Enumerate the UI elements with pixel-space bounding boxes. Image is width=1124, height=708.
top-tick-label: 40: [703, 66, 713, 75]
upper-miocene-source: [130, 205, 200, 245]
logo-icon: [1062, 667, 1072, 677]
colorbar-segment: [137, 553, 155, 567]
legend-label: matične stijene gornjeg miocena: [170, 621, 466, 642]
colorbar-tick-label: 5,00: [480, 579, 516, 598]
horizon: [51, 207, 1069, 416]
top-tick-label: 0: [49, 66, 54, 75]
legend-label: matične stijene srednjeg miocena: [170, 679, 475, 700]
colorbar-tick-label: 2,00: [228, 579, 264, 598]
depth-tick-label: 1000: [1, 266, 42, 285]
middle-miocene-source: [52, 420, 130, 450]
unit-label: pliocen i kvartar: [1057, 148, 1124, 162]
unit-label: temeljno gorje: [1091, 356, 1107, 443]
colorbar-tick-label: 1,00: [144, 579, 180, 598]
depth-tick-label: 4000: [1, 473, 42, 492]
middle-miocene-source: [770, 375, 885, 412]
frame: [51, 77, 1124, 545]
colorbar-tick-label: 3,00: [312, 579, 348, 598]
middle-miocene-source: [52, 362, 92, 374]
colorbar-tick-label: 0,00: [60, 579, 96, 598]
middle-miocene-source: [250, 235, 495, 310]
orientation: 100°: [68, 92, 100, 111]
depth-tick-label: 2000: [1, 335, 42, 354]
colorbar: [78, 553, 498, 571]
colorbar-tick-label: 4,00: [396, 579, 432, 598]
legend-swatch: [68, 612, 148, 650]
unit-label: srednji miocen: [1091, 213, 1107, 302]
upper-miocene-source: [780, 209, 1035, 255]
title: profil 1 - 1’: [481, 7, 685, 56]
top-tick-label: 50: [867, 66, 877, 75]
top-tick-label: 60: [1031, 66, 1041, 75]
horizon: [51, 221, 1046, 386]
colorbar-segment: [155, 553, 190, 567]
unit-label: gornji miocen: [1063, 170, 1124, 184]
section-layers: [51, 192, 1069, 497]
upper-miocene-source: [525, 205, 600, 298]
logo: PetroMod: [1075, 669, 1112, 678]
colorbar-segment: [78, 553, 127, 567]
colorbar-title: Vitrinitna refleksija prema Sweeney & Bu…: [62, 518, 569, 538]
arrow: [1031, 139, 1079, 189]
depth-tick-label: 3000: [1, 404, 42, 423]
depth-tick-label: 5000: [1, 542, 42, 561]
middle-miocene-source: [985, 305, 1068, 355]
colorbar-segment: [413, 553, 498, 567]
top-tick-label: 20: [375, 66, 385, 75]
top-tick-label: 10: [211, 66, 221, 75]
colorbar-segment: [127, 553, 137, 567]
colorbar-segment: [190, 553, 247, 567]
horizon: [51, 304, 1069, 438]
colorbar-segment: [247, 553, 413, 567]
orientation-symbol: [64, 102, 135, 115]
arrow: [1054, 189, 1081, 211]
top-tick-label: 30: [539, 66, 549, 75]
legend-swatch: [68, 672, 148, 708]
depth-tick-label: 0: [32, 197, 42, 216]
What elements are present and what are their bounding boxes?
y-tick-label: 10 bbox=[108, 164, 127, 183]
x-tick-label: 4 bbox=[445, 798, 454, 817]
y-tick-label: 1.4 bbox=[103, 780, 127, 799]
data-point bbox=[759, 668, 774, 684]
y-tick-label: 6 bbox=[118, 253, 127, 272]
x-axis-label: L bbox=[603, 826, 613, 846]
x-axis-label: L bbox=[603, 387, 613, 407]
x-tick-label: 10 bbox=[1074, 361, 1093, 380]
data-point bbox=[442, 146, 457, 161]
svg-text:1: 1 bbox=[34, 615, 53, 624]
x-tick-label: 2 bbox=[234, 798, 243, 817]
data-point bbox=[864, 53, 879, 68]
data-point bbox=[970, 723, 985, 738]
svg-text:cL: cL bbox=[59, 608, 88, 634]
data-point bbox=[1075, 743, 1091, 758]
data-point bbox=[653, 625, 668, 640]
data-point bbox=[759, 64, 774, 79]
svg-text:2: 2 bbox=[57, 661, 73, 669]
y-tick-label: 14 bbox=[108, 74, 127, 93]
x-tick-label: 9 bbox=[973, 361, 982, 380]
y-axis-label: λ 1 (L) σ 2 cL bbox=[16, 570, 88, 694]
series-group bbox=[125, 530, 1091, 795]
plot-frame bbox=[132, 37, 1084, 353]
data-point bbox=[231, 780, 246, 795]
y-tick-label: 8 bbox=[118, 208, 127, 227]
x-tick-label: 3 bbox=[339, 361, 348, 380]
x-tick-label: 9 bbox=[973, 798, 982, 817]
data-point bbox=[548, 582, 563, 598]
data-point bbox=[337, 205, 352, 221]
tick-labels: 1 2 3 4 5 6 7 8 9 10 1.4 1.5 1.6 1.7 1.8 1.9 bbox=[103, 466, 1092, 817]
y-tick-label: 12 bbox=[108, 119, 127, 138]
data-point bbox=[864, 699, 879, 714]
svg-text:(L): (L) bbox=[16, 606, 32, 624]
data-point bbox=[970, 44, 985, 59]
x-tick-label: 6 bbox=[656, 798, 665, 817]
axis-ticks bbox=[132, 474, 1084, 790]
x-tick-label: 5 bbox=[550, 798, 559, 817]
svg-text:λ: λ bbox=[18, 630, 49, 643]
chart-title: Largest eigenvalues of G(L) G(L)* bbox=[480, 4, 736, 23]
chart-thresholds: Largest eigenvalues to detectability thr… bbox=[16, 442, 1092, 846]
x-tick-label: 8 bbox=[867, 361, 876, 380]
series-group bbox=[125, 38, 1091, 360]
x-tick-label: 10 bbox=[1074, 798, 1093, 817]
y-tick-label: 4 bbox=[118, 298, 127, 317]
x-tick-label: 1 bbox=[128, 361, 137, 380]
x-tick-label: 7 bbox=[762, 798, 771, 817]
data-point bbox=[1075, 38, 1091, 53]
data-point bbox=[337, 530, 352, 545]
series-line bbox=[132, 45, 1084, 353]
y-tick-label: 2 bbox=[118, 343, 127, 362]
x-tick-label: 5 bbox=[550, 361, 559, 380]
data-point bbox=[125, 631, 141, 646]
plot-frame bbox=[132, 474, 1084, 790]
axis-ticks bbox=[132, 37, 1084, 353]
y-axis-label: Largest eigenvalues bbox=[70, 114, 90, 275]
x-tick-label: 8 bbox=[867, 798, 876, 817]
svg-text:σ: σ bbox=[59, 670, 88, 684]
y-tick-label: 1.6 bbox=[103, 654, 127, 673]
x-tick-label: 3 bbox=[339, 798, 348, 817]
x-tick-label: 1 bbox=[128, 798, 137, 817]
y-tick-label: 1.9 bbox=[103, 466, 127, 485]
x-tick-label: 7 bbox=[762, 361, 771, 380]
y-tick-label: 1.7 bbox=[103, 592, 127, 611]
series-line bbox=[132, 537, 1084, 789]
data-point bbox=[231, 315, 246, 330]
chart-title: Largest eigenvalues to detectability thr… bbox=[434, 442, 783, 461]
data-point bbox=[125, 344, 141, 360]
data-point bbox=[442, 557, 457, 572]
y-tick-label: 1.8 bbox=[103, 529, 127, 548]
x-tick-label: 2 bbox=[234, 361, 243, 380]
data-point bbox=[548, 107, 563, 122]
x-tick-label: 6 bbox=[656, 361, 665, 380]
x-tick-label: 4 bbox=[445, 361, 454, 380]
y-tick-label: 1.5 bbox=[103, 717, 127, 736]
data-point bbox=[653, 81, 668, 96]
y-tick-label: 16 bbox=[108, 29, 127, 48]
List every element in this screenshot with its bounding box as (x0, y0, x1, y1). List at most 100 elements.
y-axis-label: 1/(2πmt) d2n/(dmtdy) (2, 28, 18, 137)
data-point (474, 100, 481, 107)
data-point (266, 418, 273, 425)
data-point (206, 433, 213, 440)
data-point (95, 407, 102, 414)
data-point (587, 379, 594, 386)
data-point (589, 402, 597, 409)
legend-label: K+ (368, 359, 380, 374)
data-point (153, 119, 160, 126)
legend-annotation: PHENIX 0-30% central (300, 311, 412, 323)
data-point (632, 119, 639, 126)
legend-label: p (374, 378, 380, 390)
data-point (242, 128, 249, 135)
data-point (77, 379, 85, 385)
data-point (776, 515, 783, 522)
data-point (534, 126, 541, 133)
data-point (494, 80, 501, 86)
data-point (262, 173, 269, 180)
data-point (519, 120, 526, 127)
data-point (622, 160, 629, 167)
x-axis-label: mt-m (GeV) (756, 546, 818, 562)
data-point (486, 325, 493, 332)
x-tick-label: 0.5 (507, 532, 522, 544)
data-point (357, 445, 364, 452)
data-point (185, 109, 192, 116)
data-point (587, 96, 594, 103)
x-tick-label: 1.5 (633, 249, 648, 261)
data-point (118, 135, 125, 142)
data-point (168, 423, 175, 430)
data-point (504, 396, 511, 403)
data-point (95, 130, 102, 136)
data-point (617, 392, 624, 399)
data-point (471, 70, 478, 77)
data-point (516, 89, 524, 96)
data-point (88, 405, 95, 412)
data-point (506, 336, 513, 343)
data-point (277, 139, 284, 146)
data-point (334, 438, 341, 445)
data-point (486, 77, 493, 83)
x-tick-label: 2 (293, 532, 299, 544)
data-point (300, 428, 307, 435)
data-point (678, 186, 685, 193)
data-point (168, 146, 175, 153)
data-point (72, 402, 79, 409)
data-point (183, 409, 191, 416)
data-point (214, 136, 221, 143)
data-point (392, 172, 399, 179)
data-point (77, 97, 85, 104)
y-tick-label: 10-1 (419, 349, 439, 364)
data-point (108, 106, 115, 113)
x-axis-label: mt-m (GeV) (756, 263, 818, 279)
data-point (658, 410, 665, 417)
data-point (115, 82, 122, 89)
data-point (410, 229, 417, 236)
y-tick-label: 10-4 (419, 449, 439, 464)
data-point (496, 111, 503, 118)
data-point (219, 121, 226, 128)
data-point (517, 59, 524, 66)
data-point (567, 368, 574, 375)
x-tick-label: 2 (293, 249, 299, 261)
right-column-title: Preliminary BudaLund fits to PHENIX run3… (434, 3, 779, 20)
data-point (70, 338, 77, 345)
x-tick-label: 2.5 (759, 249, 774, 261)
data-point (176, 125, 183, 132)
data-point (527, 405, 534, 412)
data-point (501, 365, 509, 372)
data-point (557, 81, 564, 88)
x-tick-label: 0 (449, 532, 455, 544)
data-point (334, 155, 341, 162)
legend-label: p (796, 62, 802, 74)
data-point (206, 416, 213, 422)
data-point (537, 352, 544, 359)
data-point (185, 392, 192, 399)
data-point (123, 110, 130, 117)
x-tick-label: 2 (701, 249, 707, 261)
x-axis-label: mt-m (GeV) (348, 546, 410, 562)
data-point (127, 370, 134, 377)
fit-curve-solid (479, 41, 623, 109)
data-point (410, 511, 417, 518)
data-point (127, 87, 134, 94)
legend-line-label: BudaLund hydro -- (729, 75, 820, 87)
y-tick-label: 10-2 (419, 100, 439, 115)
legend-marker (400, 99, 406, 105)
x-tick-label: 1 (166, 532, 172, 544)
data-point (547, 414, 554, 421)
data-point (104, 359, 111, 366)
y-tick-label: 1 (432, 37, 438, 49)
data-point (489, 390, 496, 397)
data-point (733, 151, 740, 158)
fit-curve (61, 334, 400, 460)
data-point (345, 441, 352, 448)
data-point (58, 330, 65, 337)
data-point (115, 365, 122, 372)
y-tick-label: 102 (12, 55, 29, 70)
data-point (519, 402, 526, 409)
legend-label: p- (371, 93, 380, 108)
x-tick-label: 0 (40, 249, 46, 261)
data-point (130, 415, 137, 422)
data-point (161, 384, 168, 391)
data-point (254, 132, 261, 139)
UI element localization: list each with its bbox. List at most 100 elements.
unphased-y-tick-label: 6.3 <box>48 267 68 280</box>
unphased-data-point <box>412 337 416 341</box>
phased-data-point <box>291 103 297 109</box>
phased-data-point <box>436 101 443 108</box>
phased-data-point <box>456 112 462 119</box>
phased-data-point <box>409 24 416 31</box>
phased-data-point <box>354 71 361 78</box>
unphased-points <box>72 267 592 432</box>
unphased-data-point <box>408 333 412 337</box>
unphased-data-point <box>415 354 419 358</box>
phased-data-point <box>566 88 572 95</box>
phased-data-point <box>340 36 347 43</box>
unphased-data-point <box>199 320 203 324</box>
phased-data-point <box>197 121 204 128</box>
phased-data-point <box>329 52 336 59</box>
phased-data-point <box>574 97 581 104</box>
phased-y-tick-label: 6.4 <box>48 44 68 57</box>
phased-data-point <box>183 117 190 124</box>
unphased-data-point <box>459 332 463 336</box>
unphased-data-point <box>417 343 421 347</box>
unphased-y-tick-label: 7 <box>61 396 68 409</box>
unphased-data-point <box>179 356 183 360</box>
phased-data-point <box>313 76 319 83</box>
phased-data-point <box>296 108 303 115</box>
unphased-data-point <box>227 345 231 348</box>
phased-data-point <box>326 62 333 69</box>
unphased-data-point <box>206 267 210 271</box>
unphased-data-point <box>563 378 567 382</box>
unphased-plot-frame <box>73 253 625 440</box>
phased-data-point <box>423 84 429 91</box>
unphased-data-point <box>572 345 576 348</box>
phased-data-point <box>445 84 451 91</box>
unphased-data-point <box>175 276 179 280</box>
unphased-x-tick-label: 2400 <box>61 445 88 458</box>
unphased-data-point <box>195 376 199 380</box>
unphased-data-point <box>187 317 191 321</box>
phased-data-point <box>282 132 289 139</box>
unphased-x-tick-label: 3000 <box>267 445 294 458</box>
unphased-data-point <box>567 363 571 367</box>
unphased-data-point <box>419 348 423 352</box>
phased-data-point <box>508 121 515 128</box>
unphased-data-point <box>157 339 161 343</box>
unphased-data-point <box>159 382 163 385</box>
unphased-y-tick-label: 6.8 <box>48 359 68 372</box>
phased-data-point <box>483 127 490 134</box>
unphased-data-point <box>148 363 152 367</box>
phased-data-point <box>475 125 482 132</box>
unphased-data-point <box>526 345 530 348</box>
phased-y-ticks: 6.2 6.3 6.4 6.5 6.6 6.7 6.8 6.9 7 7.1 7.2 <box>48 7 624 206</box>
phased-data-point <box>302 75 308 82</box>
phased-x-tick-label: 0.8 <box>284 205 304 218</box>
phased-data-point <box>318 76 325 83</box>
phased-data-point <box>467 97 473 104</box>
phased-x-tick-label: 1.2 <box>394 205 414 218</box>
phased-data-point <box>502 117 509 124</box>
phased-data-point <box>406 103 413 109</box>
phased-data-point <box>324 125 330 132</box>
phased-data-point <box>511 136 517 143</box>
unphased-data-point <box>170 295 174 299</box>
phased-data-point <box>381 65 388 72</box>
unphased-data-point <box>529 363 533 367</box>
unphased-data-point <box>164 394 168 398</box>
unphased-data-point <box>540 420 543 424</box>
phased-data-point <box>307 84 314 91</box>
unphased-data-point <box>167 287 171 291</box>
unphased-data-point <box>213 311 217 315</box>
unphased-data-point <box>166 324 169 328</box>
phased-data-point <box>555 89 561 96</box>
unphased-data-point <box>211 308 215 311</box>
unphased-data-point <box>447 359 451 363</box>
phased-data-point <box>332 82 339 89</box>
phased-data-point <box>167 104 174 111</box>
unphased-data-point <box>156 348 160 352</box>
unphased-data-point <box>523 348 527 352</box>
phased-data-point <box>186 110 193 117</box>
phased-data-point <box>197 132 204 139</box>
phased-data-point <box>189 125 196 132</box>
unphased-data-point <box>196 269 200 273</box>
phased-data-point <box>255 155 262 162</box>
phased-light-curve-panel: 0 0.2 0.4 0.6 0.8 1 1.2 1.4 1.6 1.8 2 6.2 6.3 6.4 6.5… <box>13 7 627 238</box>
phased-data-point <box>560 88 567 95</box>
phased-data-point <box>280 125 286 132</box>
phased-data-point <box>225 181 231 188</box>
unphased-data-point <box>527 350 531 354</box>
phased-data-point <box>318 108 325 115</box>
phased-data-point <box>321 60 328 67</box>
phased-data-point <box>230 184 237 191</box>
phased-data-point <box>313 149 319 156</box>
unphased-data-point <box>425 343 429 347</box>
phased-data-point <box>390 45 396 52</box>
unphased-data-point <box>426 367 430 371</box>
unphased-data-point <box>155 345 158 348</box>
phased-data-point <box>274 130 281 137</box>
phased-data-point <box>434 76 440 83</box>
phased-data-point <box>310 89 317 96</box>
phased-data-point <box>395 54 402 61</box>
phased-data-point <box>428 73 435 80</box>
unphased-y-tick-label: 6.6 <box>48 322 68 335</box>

## DIRECTIONS
Can you pull out every line from the very first one down through the line that contains "title: profil 1 - 1’: [481, 7, 685, 56]", both included, and reproduce each one without any change?

## TASK RESPONSE
Enumerate the UI elements with pixel-space bounding boxes. Image is width=1124, height=708.
top-tick-label: 40: [703, 66, 713, 75]
upper-miocene-source: [130, 205, 200, 245]
logo-icon: [1062, 667, 1072, 677]
colorbar-segment: [137, 553, 155, 567]
legend-label: matične stijene gornjeg miocena: [170, 621, 466, 642]
colorbar-tick-label: 5,00: [480, 579, 516, 598]
horizon: [51, 207, 1069, 416]
top-tick-label: 0: [49, 66, 54, 75]
legend-label: matične stijene srednjeg miocena: [170, 679, 475, 700]
colorbar-tick-label: 2,00: [228, 579, 264, 598]
depth-tick-label: 1000: [1, 266, 42, 285]
middle-miocene-source: [52, 420, 130, 450]
unit-label: pliocen i kvartar: [1057, 148, 1124, 162]
unit-label: temeljno gorje: [1091, 356, 1107, 443]
colorbar-tick-label: 1,00: [144, 579, 180, 598]
depth-tick-label: 4000: [1, 473, 42, 492]
middle-miocene-source: [770, 375, 885, 412]
frame: [51, 77, 1124, 545]
colorbar-tick-label: 3,00: [312, 579, 348, 598]
middle-miocene-source: [52, 362, 92, 374]
colorbar-tick-label: 0,00: [60, 579, 96, 598]
middle-miocene-source: [250, 235, 495, 310]
orientation: 100°: [68, 92, 100, 111]
depth-tick-label: 2000: [1, 335, 42, 354]
colorbar: [78, 553, 498, 571]
colorbar-tick-label: 4,00: [396, 579, 432, 598]
legend-swatch: [68, 612, 148, 650]
unit-label: srednji miocen: [1091, 213, 1107, 302]
upper-miocene-source: [780, 209, 1035, 255]
title: profil 1 - 1’: [481, 7, 685, 56]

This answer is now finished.